* _Dataset items_:
----------------

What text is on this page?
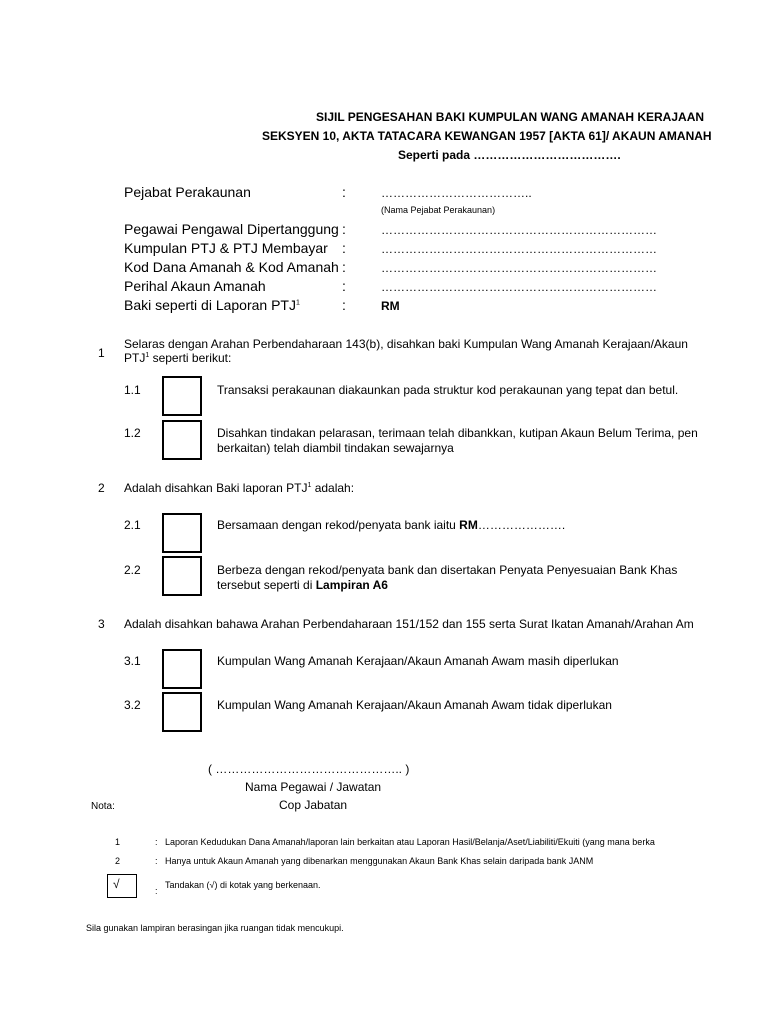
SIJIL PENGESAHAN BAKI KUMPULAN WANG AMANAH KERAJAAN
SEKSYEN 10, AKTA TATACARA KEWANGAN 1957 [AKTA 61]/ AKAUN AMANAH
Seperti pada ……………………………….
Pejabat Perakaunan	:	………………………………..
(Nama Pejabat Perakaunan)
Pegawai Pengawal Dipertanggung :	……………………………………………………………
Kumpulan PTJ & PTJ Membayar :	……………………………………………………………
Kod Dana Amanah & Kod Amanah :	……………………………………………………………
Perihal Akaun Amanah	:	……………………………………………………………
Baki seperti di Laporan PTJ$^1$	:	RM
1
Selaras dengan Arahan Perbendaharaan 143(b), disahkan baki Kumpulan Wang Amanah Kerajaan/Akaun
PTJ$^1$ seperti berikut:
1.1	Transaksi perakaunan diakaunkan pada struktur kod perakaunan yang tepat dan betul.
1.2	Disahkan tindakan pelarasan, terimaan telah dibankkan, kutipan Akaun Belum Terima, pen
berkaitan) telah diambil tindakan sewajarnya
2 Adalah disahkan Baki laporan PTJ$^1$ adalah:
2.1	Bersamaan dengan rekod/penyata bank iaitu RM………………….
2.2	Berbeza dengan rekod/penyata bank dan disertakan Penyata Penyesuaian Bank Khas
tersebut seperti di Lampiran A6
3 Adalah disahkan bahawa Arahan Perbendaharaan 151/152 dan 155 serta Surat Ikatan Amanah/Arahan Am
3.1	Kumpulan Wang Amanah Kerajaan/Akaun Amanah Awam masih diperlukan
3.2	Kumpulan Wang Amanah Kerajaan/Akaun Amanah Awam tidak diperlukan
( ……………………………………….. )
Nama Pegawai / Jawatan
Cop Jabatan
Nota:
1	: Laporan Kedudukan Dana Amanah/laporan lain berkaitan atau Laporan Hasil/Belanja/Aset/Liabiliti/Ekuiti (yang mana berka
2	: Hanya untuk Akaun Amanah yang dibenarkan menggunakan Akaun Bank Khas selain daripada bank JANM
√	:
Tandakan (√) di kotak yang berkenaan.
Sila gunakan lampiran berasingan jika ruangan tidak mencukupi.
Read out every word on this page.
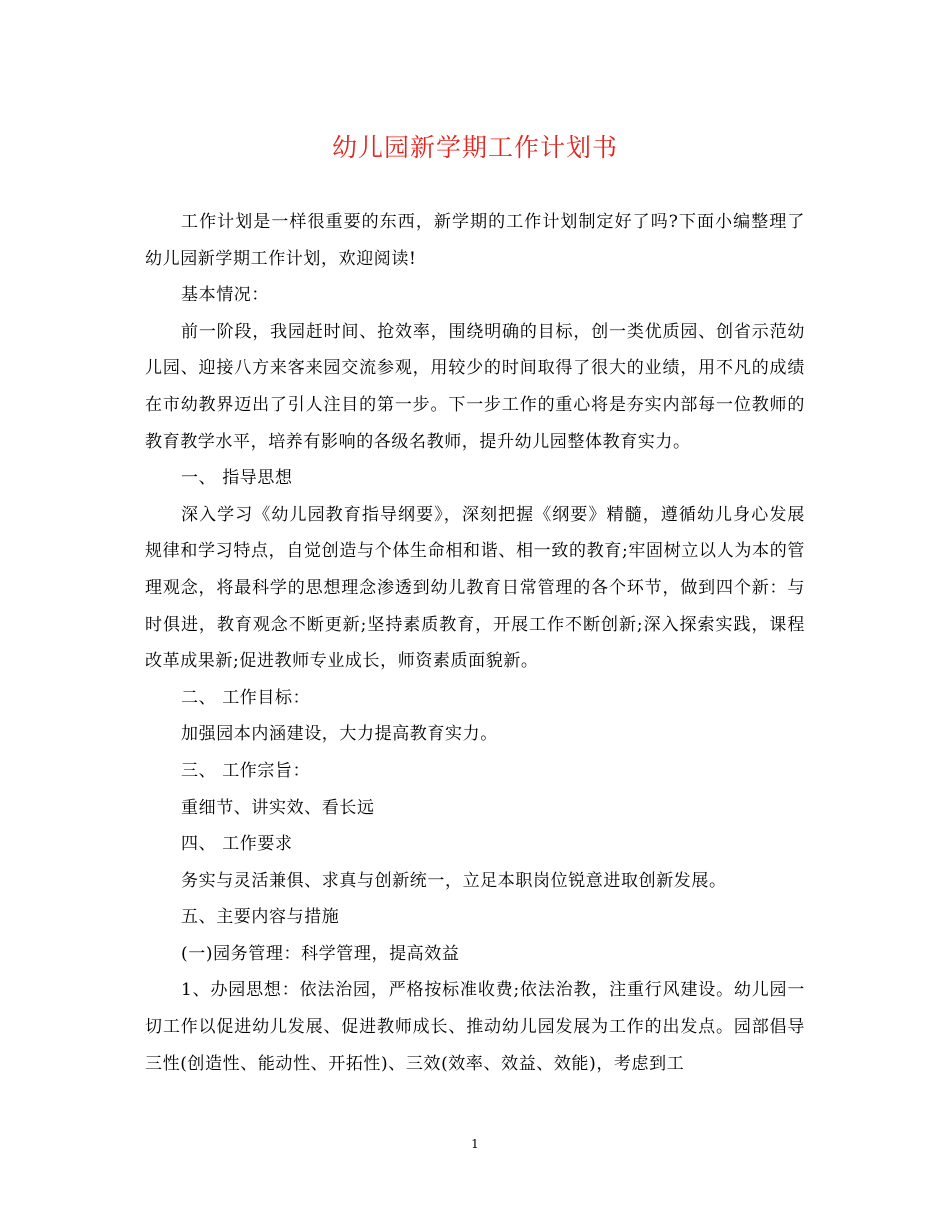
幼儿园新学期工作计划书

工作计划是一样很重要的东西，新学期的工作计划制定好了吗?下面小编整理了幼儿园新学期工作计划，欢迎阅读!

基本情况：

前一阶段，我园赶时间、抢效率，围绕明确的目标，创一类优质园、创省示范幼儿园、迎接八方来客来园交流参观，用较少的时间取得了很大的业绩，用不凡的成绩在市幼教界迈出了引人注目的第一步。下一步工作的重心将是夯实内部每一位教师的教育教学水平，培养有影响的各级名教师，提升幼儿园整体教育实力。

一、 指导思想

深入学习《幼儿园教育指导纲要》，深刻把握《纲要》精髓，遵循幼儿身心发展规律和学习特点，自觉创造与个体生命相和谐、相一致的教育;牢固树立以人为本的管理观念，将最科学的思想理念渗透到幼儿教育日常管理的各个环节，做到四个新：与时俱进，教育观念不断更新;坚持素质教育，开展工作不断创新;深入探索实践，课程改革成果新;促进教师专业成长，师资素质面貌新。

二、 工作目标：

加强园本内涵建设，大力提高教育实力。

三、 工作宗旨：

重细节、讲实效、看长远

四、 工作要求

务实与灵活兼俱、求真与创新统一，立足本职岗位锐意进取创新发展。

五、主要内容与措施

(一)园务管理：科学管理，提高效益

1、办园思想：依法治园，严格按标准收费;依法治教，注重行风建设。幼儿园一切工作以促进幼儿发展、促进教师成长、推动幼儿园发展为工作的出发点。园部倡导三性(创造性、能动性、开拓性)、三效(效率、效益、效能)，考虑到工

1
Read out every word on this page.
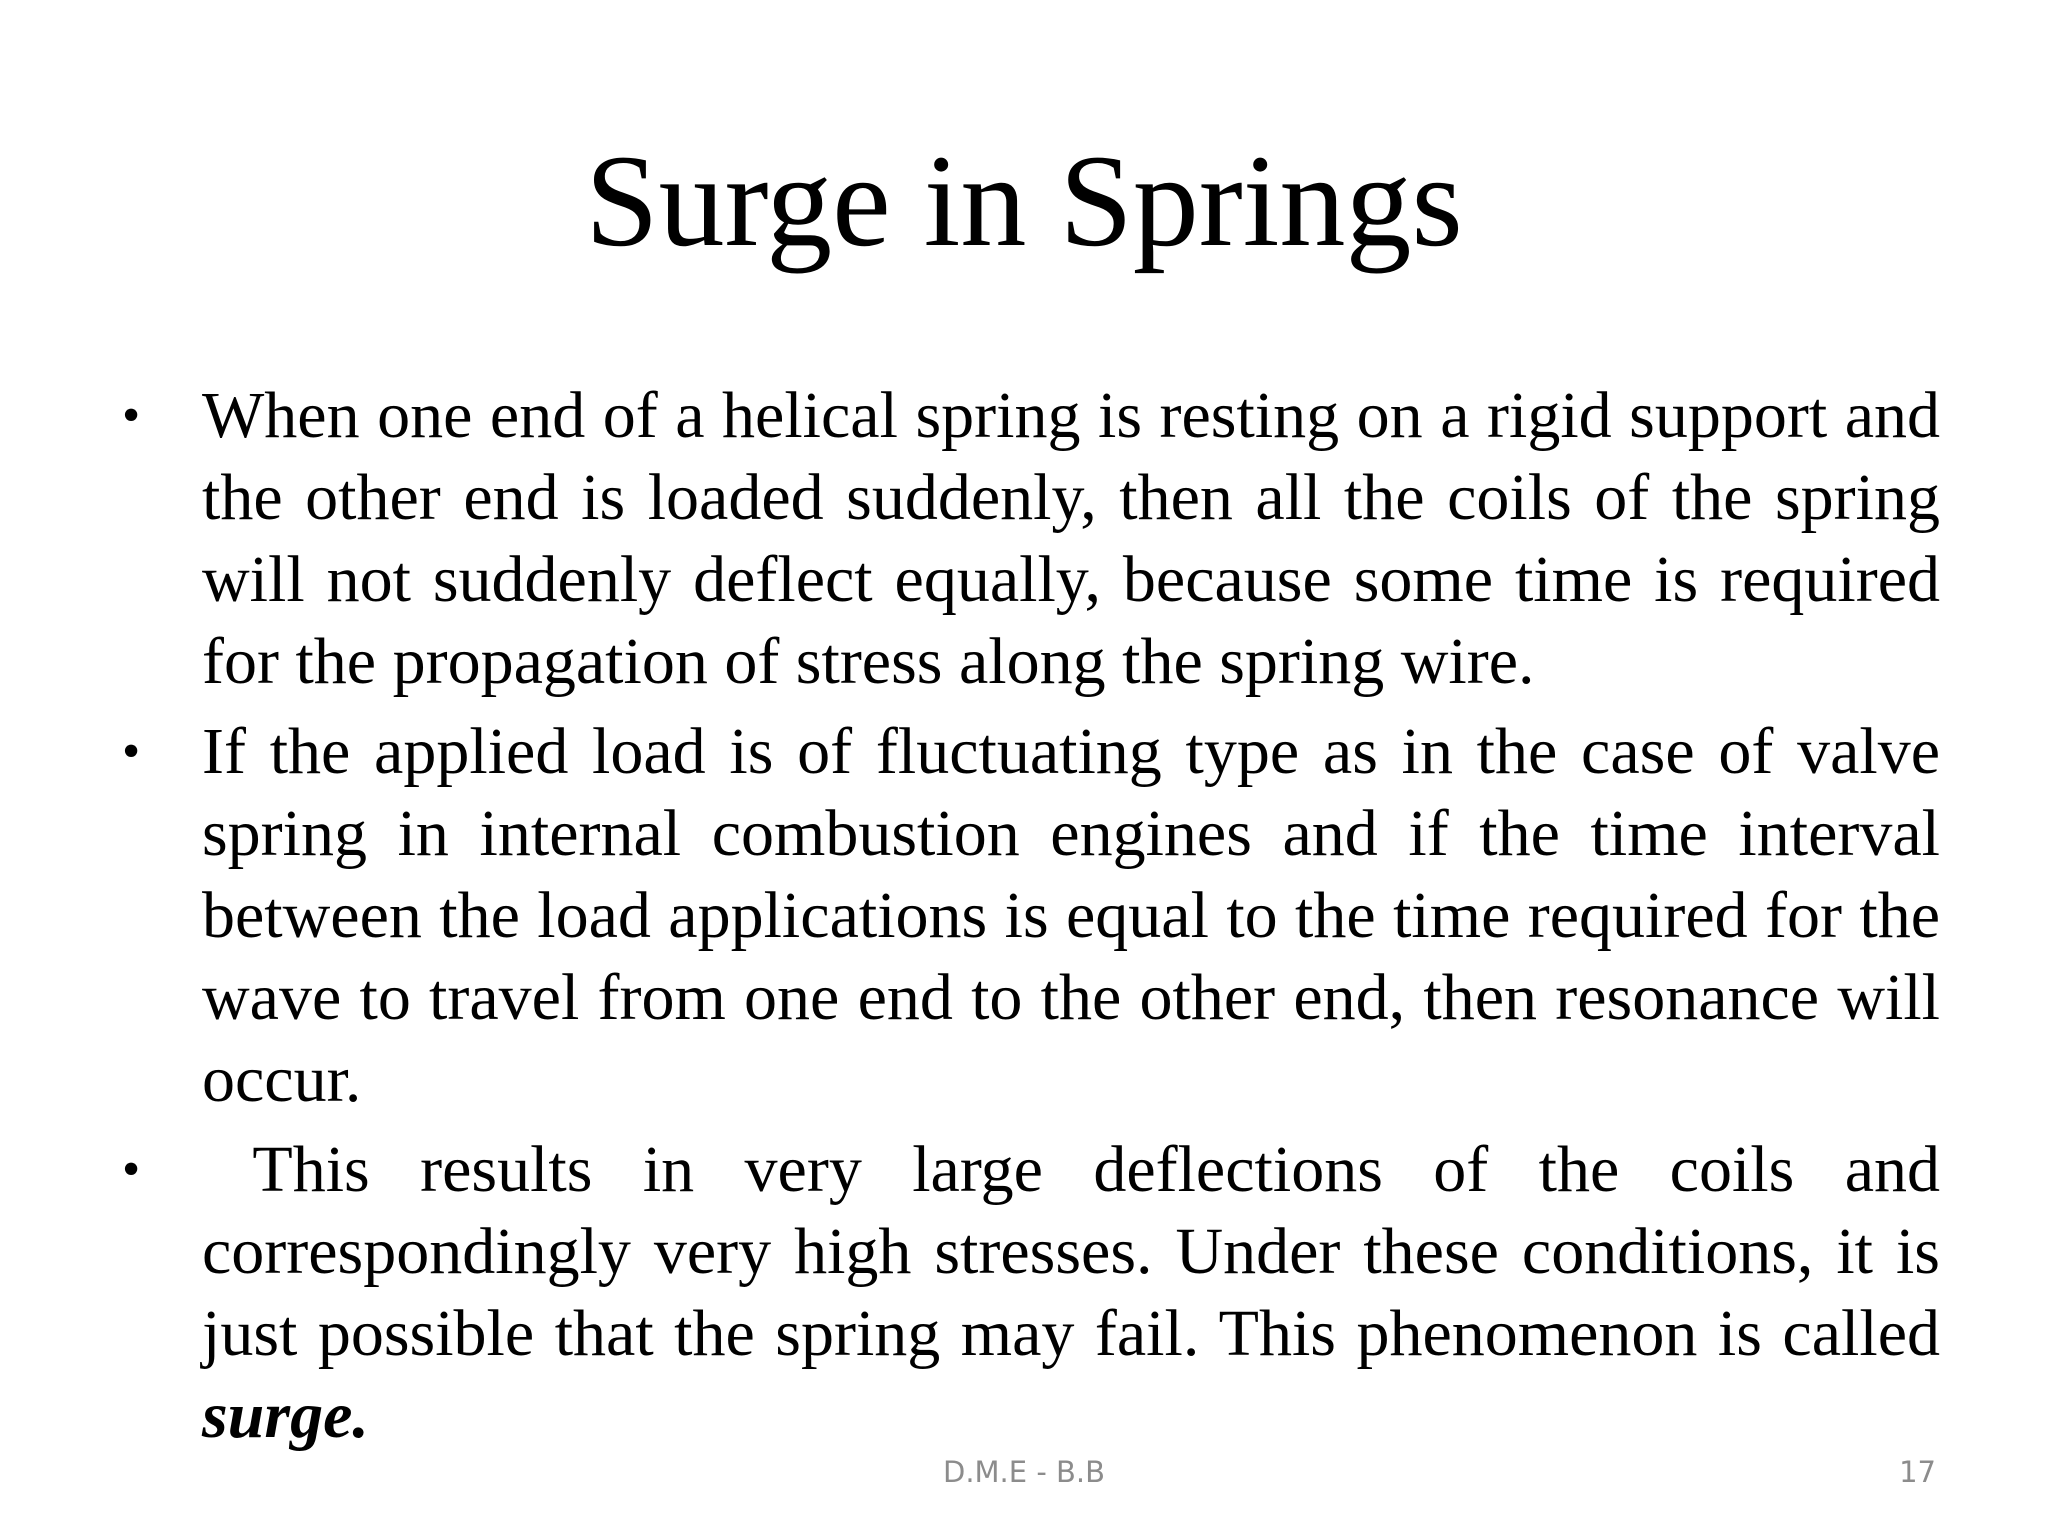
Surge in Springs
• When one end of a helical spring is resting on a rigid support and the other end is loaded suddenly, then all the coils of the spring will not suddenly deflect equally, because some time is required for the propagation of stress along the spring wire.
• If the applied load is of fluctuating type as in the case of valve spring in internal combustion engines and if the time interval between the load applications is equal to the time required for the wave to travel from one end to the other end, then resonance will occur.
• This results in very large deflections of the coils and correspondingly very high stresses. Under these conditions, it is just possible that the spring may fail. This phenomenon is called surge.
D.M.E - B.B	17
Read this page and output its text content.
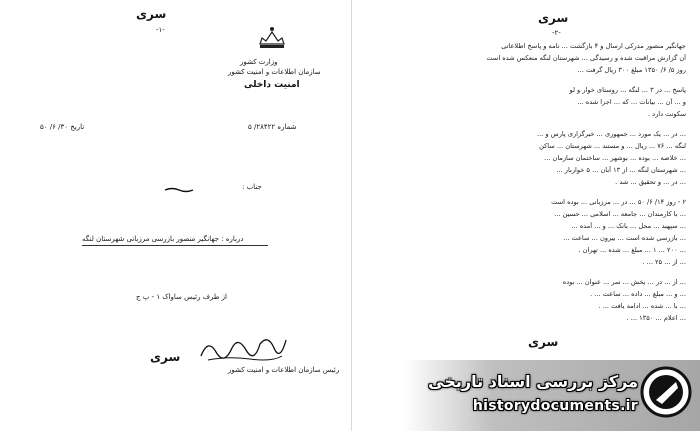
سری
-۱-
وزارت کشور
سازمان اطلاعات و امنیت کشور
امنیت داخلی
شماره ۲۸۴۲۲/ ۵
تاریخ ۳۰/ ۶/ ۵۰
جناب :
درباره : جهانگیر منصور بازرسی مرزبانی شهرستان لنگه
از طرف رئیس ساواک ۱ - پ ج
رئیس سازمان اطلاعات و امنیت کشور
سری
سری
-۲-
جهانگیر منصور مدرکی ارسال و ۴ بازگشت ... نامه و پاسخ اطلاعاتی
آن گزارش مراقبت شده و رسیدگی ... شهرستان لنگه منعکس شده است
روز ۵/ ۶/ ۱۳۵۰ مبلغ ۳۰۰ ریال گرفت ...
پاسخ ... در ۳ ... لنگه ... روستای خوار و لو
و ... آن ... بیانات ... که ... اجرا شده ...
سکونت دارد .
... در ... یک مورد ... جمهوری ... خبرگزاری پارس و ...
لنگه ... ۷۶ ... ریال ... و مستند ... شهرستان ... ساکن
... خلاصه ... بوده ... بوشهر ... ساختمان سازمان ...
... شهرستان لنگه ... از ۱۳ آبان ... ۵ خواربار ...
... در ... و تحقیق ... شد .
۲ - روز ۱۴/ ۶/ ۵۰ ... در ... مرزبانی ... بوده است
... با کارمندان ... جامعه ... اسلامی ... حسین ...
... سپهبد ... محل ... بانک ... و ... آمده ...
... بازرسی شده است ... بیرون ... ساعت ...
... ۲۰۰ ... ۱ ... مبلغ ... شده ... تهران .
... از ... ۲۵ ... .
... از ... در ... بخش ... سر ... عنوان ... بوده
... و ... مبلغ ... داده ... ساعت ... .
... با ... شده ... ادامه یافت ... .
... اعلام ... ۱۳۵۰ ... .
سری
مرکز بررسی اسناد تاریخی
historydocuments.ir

----------------

* _YOUR OBJECTIVE_:
Pictures are not part of the copy; output everything else in the records exactly.

* _TASK OUTPUT_:
What text is on this page?
SIJIL PENGESAHAN BAKI KUMPULAN WANG AMANAH KERAJAAN
SEKSYEN 10, AKTA TATACARA KEWANGAN 1957 [AKTA 61]/ AKAUN AMANAH
Seperti pada ……………………………….
Pejabat Perakaunan	:	………………………………..
(Nama Pejabat Perakaunan)
Pegawai Pengawal Dipertanggung :	……………………………………………………………
Kumpulan PTJ & PTJ Membayar :	……………………………………………………………
Kod Dana Amanah & Kod Amanah :	……………………………………………………………
Perihal Akaun Amanah	:	……………………………………………………………
Baki seperti di Laporan PTJ$^1$	:	RM
1
Selaras dengan Arahan Perbendaharaan 143(b), disahkan baki Kumpulan Wang Amanah Kerajaan/Akaun
PTJ$^1$ seperti berikut:
1.1	Transaksi perakaunan diakaunkan pada struktur kod perakaunan yang tepat dan betul.
1.2	Disahkan tindakan pelarasan, terimaan telah dibankkan, kutipan Akaun Belum Terima, pen
berkaitan) telah diambil tindakan sewajarnya
2 Adalah disahkan Baki laporan PTJ$^1$ adalah:
2.1	Bersamaan dengan rekod/penyata bank iaitu RM………………….
2.2	Berbeza dengan rekod/penyata bank dan disertakan Penyata Penyesuaian Bank Khas
tersebut seperti di Lampiran A6
3 Adalah disahkan bahawa Arahan Perbendaharaan 151/152 dan 155 serta Surat Ikatan Amanah/Arahan Am
3.1	Kumpulan Wang Amanah Kerajaan/Akaun Amanah Awam masih diperlukan
3.2	Kumpulan Wang Amanah Kerajaan/Akaun Amanah Awam tidak diperlukan
( ……………………………………….. )
Nama Pegawai / Jawatan
Cop Jabatan
Nota:
1	: Laporan Kedudukan Dana Amanah/laporan lain berkaitan atau Laporan Hasil/Belanja/Aset/Liabiliti/Ekuiti (yang mana berka
2	: Hanya untuk Akaun Amanah yang dibenarkan menggunakan Akaun Bank Khas selain daripada bank JANM
√	:
Tandakan (√) di kotak yang berkenaan.
Sila gunakan lampiran berasingan jika ruangan tidak mencukupi.
Read out every word on this page.
幼儿园新学期工作计划书

工作计划是一样很重要的东西，新学期的工作计划制定好了吗?下面小编整理了幼儿园新学期工作计划，欢迎阅读!

基本情况：

前一阶段，我园赶时间、抢效率，围绕明确的目标，创一类优质园、创省示范幼儿园、迎接八方来客来园交流参观，用较少的时间取得了很大的业绩，用不凡的成绩在市幼教界迈出了引人注目的第一步。下一步工作的重心将是夯实内部每一位教师的教育教学水平，培养有影响的各级名教师，提升幼儿园整体教育实力。

一、 指导思想

深入学习《幼儿园教育指导纲要》，深刻把握《纲要》精髓，遵循幼儿身心发展规律和学习特点，自觉创造与个体生命相和谐、相一致的教育;牢固树立以人为本的管理观念，将最科学的思想理念渗透到幼儿教育日常管理的各个环节，做到四个新：与时俱进，教育观念不断更新;坚持素质教育，开展工作不断创新;深入探索实践，课程改革成果新;促进教师专业成长，师资素质面貌新。

二、 工作目标：

加强园本内涵建设，大力提高教育实力。

三、 工作宗旨：

重细节、讲实效、看长远

四、 工作要求

务实与灵活兼俱、求真与创新统一，立足本职岗位锐意进取创新发展。

五、主要内容与措施

(一)园务管理：科学管理，提高效益

1、办园思想：依法治园，严格按标准收费;依法治教，注重行风建设。幼儿园一切工作以促进幼儿发展、促进教师成长、推动幼儿园发展为工作的出发点。园部倡导三性(创造性、能动性、开拓性)、三效(效率、效益、效能)，考虑到工

1
Read out every word on this page.
Surge in Springs
• When one end of a helical spring is resting on a rigid support and the other end is loaded suddenly, then all the coils of the spring will not suddenly deflect equally, because some time is required for the propagation of stress along the spring wire.
• If the applied load is of fluctuating type as in the case of valve spring in internal combustion engines and if the time interval between the load applications is equal to the time required for the wave to travel from one end to the other end, then resonance will occur.
• This results in very large deflections of the coils and correspondingly very high stresses. Under these conditions, it is just possible that the spring may fail. This phenomenon is called surge.
D.M.E - B.B	17
Read this page and output its text content.
سری
-۱-
وزارت کشور
سازمان اطلاعات و امنیت کشور
امنیت داخلی
شماره ۲۸۴۲۲/ ۵
تاریخ ۳۰/ ۶/ ۵۰
جناب :
درباره : جهانگیر منصور بازرسی مرزبانی شهرستان لنگه
از طرف رئیس ساواک ۱ - پ ج
رئیس سازمان اطلاعات و امنیت کشور
سری
سری
-۲-
جهانگیر منصور مدرکی ارسال و ۴ بازگشت ... نامه و پاسخ اطلاعاتی
آن گزارش مراقبت شده و رسیدگی ... شهرستان لنگه منعکس شده است
روز ۵/ ۶/ ۱۳۵۰ مبلغ ۳۰۰ ریال گرفت ...
پاسخ ... در ۳ ... لنگه ... روستای خوار و لو
و ... آن ... بیانات ... که ... اجرا شده ...
سکونت دارد .
... در ... یک مورد ... جمهوری ... خبرگزاری پارس و ...
لنگه ... ۷۶ ... ریال ... و مستند ... شهرستان ... ساکن
... خلاصه ... بوده ... بوشهر ... ساختمان سازمان ...
... شهرستان لنگه ... از ۱۳ آبان ... ۵ خواربار ...
... در ... و تحقیق ... شد .
۲ - روز ۱۴/ ۶/ ۵۰ ... در ... مرزبانی ... بوده است
... با کارمندان ... جامعه ... اسلامی ... حسین ...
... سپهبد ... محل ... بانک ... و ... آمده ...
... بازرسی شده است ... بیرون ... ساعت ...
... ۲۰۰ ... ۱ ... مبلغ ... شده ... تهران .
... از ... ۲۵ ... .
... از ... در ... بخش ... سر ... عنوان ... بوده
... و ... مبلغ ... داده ... ساعت ... .
... با ... شده ... ادامه یافت ... .
... اعلام ... ۱۳۵۰ ... .
سری
مرکز بررسی اسناد تاریخی
historydocuments.ir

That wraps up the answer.